- **Problem requirements**: Using the records below, count the lines with "Información" in them. Give the number only.
%%
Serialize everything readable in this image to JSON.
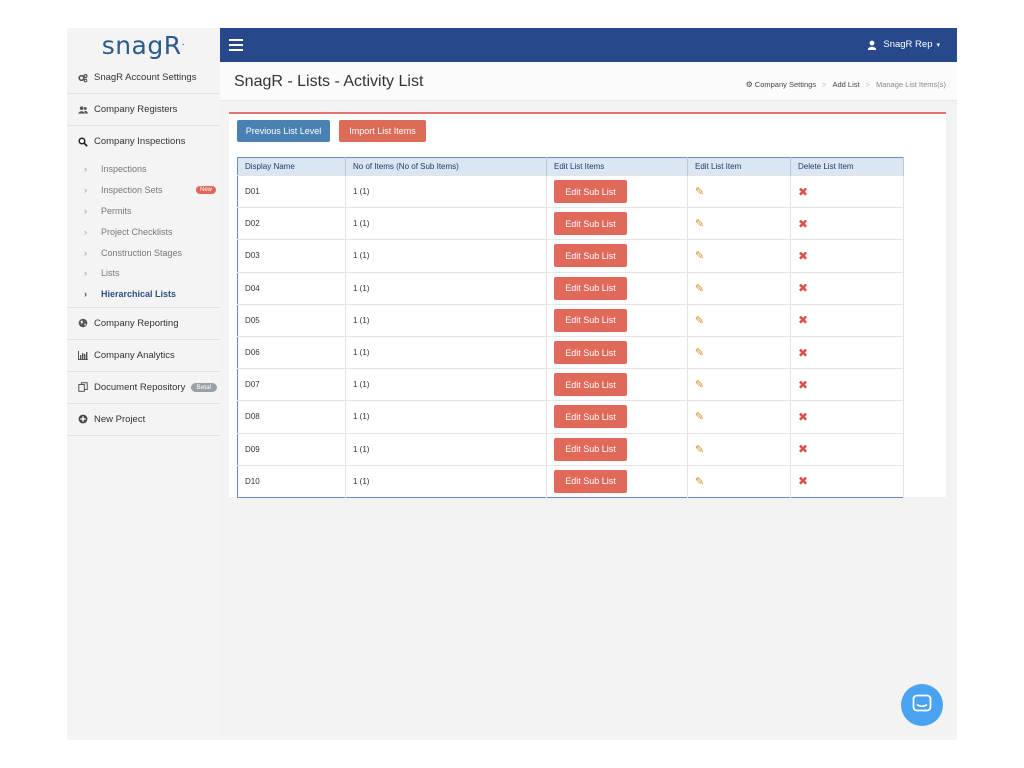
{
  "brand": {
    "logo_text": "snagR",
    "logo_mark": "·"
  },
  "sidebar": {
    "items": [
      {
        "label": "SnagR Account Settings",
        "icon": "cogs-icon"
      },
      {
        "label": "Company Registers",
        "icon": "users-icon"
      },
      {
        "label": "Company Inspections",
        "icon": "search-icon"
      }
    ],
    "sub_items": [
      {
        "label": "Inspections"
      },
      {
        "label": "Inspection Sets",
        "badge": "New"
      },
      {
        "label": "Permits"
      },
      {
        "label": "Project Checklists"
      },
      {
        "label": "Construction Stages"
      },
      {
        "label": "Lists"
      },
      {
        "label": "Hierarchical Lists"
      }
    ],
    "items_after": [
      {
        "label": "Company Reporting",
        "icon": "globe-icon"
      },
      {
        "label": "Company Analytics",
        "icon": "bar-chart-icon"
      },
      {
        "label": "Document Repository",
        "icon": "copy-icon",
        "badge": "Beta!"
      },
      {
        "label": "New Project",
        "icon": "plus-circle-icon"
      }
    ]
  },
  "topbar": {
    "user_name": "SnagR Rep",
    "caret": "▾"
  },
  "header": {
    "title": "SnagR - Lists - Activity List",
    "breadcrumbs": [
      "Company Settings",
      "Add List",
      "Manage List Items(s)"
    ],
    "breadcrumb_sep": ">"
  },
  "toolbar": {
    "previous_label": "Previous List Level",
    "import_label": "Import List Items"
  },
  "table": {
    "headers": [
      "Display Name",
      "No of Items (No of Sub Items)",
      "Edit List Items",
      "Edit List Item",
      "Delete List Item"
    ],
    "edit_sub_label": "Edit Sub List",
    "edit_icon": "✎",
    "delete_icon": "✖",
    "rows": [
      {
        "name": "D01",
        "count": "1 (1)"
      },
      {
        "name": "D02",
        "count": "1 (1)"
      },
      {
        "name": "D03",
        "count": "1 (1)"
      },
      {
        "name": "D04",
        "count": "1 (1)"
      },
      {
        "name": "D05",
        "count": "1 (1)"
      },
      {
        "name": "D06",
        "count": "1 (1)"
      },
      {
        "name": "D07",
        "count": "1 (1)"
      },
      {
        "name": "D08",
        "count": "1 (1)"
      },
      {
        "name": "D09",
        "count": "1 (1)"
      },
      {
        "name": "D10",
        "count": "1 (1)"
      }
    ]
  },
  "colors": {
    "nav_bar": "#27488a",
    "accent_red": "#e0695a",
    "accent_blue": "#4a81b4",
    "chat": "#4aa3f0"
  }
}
%%
%%
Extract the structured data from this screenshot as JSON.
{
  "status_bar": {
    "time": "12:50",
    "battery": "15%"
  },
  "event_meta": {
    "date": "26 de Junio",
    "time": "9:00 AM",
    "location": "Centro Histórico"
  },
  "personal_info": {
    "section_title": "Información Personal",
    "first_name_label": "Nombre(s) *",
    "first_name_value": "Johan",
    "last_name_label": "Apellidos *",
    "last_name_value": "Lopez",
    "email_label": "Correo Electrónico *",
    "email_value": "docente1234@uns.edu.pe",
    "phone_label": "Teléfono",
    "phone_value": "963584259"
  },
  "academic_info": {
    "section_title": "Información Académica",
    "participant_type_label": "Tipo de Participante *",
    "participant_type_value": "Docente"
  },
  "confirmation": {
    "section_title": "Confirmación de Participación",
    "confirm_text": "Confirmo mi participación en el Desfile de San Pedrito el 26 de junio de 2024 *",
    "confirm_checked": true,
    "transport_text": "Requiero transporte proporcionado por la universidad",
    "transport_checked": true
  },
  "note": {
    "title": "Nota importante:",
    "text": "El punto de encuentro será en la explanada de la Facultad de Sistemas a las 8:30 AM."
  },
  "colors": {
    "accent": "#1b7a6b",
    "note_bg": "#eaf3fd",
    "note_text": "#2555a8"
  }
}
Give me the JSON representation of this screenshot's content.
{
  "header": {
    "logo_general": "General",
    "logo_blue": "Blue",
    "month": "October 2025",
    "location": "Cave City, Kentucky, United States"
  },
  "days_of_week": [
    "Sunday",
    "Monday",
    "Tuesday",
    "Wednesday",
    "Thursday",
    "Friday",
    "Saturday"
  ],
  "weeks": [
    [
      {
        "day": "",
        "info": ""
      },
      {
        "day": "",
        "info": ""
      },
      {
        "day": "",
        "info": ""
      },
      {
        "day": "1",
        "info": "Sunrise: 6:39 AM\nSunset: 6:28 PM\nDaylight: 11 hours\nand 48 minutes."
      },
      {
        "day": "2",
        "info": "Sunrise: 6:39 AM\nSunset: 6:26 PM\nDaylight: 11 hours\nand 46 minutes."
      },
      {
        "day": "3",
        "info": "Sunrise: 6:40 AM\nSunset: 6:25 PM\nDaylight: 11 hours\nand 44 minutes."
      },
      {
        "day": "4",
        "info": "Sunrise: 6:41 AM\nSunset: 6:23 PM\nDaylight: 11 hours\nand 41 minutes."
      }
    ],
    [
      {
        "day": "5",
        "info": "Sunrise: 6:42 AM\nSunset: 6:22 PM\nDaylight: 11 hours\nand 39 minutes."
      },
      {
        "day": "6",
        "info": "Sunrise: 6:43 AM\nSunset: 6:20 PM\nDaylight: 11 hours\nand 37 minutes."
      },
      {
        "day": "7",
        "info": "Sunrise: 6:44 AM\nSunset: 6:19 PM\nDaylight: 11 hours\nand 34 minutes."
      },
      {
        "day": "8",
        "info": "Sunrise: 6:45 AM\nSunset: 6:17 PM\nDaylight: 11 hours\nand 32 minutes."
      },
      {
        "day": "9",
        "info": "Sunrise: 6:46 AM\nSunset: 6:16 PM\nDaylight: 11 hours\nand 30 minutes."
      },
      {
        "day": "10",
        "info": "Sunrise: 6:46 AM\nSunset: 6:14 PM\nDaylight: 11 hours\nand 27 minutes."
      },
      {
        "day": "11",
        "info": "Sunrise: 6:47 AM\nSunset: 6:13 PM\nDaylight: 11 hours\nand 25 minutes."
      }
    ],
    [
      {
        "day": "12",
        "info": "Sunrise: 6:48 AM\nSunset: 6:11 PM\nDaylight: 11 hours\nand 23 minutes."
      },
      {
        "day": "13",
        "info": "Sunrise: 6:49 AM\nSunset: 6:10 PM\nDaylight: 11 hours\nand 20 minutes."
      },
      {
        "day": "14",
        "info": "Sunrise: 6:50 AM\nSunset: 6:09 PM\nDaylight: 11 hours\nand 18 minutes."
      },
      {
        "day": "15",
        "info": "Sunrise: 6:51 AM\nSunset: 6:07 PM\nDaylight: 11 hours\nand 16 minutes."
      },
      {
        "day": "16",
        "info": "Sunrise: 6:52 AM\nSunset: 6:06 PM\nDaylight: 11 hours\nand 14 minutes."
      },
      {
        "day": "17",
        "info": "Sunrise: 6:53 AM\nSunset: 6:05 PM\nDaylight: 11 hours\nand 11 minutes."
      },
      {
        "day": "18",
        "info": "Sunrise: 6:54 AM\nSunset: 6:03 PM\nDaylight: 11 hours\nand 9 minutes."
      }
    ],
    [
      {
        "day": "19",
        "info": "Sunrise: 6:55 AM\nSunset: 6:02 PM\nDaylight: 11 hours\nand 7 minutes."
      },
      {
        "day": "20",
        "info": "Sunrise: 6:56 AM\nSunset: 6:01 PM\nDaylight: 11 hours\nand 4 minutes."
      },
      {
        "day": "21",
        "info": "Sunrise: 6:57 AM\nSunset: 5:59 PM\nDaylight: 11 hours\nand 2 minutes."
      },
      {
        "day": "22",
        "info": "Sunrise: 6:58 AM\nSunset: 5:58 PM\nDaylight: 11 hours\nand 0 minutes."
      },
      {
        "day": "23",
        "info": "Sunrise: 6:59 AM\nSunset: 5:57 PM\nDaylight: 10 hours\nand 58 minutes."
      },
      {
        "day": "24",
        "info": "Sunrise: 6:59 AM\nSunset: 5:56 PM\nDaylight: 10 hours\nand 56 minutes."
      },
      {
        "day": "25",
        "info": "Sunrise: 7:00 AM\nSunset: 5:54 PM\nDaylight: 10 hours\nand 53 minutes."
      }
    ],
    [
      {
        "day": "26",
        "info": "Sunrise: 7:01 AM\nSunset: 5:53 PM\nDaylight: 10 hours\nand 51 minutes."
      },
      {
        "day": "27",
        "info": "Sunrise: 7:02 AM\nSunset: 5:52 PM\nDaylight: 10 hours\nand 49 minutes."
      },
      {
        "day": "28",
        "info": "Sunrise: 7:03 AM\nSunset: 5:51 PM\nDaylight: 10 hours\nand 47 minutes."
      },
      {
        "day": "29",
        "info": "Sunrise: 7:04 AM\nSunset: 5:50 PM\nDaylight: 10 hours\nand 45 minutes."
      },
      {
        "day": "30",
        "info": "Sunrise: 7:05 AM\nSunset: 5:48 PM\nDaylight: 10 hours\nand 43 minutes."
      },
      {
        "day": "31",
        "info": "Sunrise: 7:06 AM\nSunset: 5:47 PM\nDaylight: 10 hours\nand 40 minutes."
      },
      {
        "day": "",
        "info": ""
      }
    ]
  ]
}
%%
%%
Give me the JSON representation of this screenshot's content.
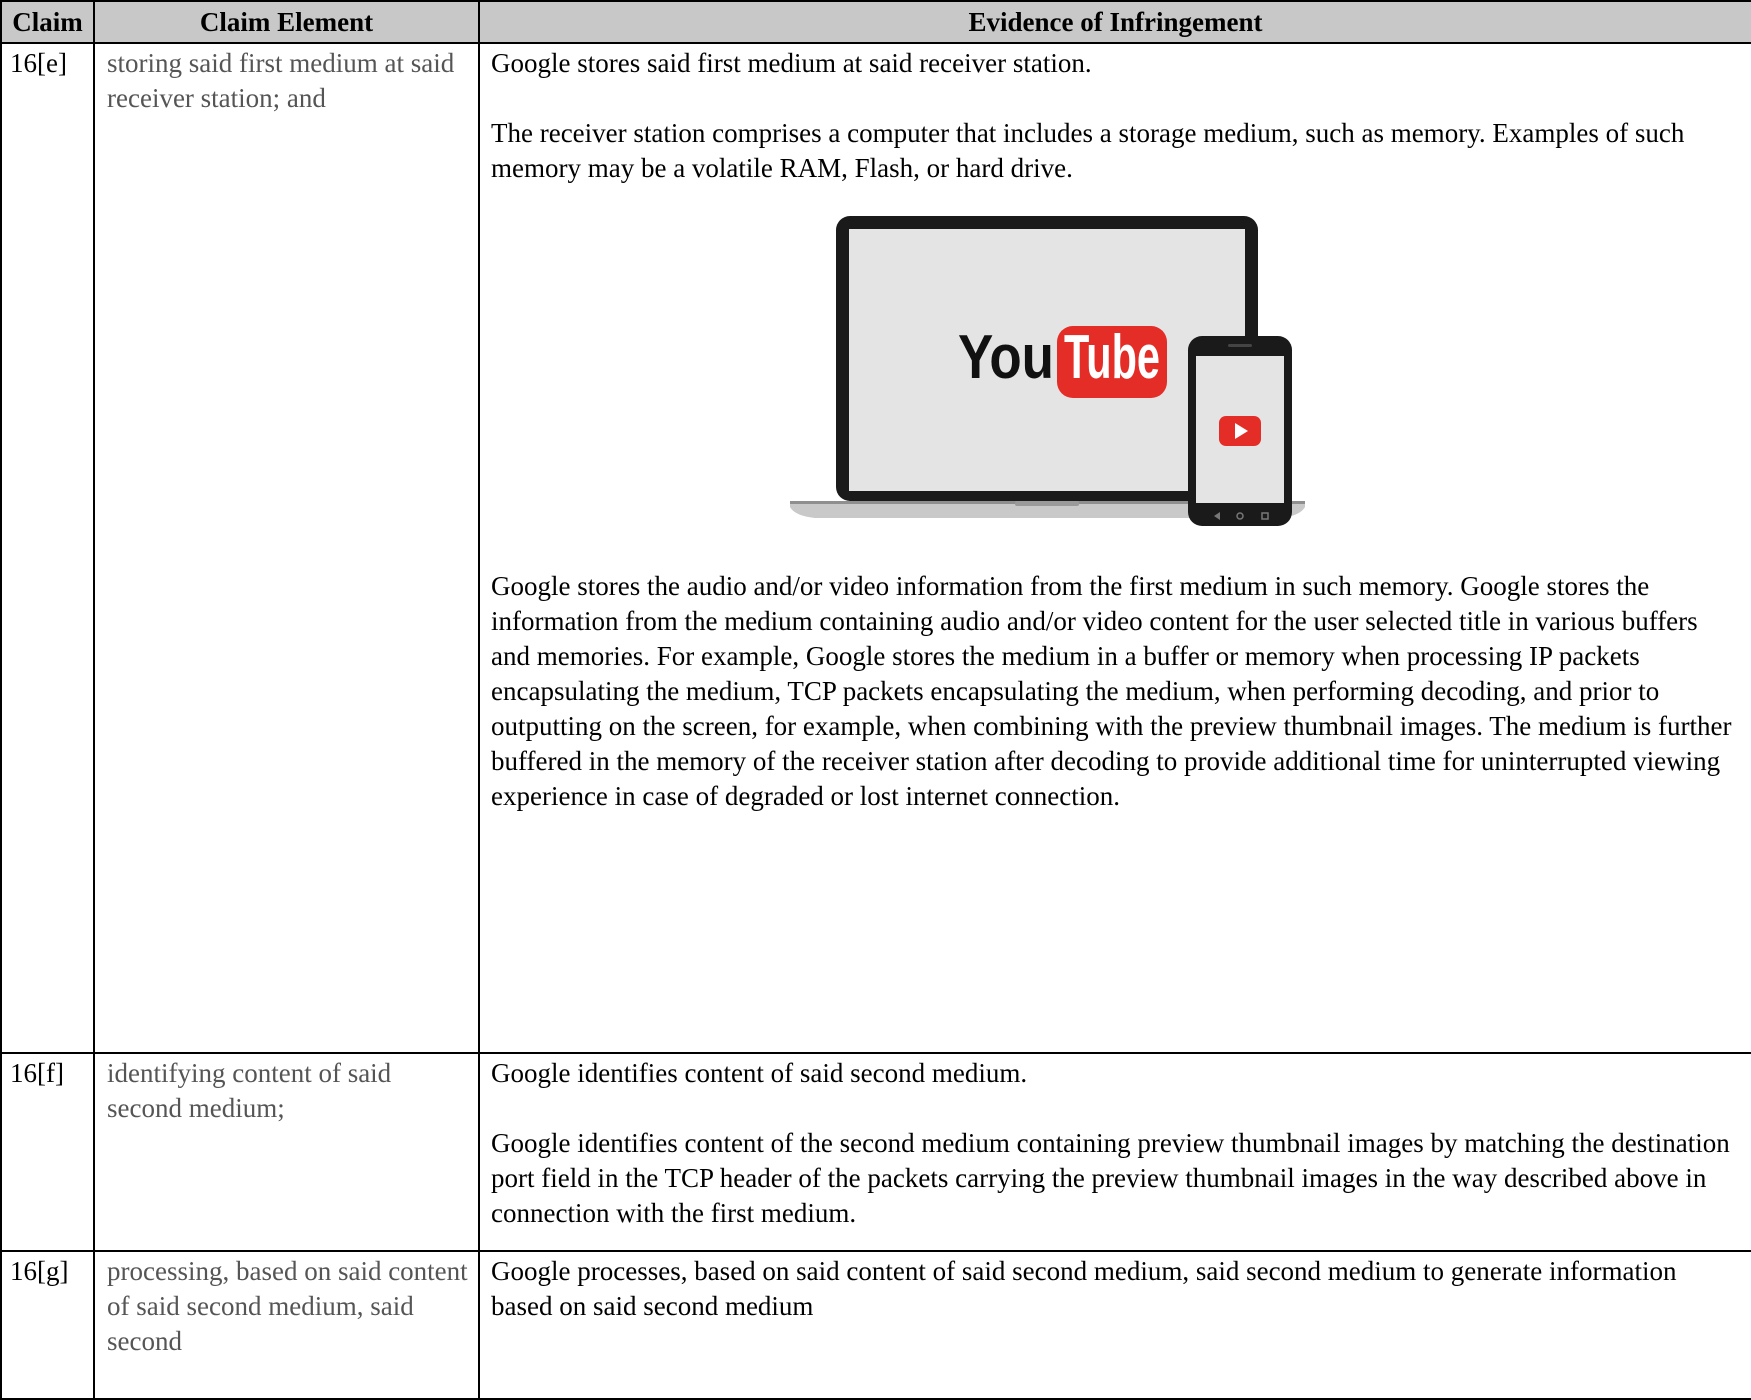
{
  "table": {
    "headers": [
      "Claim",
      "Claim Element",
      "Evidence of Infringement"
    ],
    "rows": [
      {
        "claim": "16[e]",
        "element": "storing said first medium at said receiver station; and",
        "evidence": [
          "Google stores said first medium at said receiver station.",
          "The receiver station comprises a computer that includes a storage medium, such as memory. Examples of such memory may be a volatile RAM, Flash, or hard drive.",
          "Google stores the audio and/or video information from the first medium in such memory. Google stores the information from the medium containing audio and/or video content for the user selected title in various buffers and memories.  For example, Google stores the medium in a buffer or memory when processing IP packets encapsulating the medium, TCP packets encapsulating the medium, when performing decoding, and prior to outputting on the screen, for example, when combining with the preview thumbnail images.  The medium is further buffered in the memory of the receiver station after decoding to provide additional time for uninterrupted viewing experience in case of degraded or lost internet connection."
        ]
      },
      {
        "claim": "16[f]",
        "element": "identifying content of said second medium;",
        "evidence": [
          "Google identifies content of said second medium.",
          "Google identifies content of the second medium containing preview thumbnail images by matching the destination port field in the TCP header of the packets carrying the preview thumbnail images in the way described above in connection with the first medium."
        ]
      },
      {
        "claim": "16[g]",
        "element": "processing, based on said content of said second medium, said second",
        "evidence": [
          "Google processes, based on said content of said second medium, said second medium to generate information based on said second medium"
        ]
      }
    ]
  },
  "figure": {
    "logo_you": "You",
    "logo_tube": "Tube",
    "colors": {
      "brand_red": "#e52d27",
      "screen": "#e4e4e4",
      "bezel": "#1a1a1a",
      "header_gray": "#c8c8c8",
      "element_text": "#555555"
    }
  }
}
%%
- **Reply**: 2